• _Task to carry out_
Repeat the listing in full, exactly as it stands.

• _Stored items_
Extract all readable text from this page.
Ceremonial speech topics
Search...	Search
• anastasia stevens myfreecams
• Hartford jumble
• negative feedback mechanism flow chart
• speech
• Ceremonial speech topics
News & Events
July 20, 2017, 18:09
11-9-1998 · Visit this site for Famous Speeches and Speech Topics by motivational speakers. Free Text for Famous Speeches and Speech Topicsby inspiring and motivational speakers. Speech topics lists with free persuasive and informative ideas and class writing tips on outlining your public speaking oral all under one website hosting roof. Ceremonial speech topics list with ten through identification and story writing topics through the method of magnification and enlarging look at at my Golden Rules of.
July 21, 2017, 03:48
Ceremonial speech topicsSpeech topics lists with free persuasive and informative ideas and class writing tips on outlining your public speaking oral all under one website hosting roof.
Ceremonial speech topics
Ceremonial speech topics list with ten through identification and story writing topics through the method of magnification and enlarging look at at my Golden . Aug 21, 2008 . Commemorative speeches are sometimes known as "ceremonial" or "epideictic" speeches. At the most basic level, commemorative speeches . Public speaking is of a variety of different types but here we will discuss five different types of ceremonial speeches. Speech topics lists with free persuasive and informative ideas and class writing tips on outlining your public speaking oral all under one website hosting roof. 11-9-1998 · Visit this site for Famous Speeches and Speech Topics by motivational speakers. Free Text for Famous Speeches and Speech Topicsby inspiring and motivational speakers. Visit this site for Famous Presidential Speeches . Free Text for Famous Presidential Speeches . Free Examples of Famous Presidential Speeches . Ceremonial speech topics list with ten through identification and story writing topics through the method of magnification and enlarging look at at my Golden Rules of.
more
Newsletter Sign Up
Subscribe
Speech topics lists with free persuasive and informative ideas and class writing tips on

• _Answer to this task_
Extract all readable text from this page.
Ceremonial speech topics
Search...	Search
• anastasia stevens myfreecams
• Hartford jumble
• negative feedback mechanism flow chart
• speech
• Ceremonial speech topics
News & Events
July 20, 2017, 18:09
11-9-1998 · Visit this site for Famous Speeches and Speech Topics by motivational speakers. Free Text for Famous Speeches and Speech Topicsby inspiring and motivational speakers. Speech topics lists with free persuasive and informative ideas and class writing tips on outlining your public speaking oral all under one website hosting roof. Ceremonial speech topics list with ten through identification and story writing topics through the method of magnification and enlarging look at at my Golden Rules of.
July 21, 2017, 03:48
Ceremonial speech topicsSpeech topics lists with free persuasive and informative ideas and class writing tips on outlining your public speaking oral all under one website hosting roof.
Ceremonial speech topics
Ceremonial speech topics list with ten through identification and story writing topics through the method of magnification and enlarging look at at my Golden . Aug 21, 2008 . Commemorative speeches are sometimes known as "ceremonial" or "epideictic" speeches. At the most basic level, commemorative speeches . Public speaking is of a variety of different types but here we will discuss five different types of ceremonial speeches. Speech topics lists with free persuasive and informative ideas and class writing tips on outlining your public speaking oral all under one website hosting roof. 11-9-1998 · Visit this site for Famous Speeches and Speech Topics by motivational speakers. Free Text for Famous Speeches and Speech Topicsby inspiring and motivational speakers. Visit this site for Famous Presidential Speeches . Free Text for Famous Presidential Speeches . Free Examples of Famous Presidential Speeches . Ceremonial speech topics list with ten through identification and story writing topics through the method of magnification and enlarging look at at my Golden Rules of.
more
Newsletter Sign Up
Subscribe
Speech topics lists with free persuasive and informative ideas and class writing tips on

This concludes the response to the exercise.